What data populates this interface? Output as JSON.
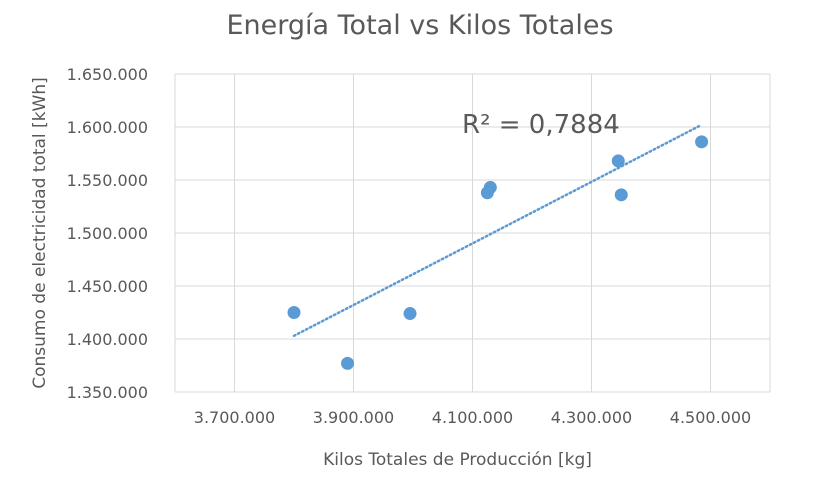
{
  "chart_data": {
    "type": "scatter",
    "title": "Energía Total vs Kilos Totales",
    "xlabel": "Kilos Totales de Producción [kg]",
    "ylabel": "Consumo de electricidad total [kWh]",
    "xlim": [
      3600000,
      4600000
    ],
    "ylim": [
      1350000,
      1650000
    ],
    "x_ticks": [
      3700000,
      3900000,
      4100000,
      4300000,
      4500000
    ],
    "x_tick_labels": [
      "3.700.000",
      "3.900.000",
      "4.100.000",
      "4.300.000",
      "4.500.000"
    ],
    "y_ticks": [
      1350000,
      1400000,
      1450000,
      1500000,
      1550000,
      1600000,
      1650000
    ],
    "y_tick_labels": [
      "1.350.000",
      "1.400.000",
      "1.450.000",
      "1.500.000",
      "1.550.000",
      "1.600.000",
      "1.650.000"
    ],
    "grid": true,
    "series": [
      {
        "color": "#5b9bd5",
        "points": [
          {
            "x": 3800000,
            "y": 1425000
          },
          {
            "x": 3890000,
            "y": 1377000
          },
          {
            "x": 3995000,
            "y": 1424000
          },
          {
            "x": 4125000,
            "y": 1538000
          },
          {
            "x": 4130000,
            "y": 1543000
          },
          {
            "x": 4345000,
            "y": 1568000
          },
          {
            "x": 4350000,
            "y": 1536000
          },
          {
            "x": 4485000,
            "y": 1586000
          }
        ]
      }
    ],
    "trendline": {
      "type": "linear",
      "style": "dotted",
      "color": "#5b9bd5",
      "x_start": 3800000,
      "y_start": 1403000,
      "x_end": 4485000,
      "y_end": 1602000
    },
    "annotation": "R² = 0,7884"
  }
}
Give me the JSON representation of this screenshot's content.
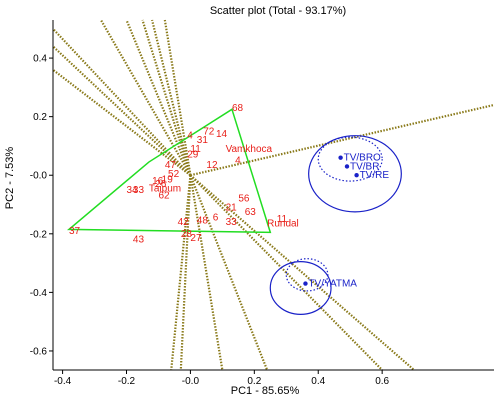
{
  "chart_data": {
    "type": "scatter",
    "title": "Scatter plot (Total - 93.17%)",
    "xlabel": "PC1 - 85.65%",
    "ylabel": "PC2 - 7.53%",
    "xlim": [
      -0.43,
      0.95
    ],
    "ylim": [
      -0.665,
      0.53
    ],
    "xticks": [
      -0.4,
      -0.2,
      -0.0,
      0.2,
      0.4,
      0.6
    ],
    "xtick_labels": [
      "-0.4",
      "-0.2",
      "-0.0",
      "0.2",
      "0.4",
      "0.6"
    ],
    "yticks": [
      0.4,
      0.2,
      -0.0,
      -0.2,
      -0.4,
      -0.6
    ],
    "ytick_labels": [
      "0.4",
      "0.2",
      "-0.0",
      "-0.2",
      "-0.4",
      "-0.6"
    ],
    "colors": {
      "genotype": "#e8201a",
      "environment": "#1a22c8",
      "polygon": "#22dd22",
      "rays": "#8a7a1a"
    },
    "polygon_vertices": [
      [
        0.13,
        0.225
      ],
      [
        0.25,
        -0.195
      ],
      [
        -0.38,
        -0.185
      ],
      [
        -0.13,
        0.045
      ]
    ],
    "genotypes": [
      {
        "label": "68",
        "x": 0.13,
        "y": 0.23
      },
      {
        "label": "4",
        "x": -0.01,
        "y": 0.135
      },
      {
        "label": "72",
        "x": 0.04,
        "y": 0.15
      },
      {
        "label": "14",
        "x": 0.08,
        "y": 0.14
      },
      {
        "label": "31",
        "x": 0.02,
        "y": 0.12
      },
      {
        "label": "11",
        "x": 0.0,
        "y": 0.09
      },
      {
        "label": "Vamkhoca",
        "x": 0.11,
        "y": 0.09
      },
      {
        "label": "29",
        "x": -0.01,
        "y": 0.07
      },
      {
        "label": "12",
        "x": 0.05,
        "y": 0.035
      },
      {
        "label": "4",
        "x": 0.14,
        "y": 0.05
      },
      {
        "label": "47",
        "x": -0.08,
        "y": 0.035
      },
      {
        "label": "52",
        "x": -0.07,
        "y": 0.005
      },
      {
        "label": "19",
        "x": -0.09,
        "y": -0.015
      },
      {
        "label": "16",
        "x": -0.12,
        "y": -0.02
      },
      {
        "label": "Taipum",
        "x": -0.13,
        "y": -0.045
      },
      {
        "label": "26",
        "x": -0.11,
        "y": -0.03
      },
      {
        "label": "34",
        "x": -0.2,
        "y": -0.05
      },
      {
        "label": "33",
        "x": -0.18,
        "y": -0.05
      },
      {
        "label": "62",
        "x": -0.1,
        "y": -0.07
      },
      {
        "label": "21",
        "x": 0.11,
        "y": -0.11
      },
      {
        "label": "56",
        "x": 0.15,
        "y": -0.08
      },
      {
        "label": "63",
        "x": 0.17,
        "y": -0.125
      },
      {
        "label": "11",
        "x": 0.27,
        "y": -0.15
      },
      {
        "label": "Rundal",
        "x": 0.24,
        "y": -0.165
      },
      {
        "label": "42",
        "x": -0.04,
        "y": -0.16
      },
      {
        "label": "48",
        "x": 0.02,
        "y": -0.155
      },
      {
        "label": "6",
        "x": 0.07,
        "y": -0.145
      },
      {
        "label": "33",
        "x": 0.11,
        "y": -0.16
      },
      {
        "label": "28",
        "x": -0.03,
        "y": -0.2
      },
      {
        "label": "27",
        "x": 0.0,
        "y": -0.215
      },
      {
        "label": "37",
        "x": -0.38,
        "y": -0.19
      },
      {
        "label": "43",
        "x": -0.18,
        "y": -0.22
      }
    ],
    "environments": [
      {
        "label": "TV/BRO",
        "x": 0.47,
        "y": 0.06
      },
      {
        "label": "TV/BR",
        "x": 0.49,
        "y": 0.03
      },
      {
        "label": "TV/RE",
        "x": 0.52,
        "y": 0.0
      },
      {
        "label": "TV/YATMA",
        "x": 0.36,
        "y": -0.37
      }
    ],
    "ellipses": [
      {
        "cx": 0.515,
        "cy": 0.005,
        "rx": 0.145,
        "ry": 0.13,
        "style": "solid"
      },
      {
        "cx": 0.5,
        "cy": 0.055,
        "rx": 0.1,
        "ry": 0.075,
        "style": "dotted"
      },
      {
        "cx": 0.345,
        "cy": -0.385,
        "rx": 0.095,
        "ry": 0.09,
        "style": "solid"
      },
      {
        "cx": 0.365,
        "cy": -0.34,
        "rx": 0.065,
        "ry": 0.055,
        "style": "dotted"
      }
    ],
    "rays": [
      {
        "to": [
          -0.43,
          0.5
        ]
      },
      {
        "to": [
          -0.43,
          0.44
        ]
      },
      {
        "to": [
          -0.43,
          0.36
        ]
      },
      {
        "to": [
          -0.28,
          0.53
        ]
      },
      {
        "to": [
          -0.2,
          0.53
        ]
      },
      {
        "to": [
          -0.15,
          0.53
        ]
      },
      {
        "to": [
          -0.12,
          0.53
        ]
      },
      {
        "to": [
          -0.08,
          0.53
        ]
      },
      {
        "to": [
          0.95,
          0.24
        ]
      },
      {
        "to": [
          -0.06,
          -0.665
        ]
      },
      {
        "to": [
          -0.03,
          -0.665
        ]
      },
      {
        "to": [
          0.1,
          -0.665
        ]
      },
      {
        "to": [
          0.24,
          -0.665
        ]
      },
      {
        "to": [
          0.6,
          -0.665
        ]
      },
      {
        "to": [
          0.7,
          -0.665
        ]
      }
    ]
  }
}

○ ○ ○ ○ ○

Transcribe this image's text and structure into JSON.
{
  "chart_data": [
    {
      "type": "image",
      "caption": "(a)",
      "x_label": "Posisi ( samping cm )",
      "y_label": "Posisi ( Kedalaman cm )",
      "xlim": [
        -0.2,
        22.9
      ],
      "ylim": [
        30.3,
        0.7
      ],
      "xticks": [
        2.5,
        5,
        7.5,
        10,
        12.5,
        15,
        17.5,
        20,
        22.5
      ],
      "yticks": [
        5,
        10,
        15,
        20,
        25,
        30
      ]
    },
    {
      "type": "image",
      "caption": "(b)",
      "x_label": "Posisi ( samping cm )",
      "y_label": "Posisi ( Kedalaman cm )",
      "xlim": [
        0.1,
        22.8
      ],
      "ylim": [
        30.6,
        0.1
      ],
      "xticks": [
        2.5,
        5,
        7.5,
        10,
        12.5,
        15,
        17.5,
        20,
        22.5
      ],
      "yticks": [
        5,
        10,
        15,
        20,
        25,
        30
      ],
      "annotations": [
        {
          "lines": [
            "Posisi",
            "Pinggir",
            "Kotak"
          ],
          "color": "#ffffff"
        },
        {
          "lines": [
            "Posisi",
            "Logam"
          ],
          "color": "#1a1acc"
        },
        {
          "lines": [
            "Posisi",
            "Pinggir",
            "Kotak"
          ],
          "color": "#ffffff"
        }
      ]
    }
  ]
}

○ ○ ○ ○ ○

» **Task details**:
Identify each line in the records above that contains the word "ylabel", and copy it out in full.

» **Finished task**:
    "ylabel": "Consumo de electricidad total [kWh]",
    "ylabel": "PC2 - 7.53%",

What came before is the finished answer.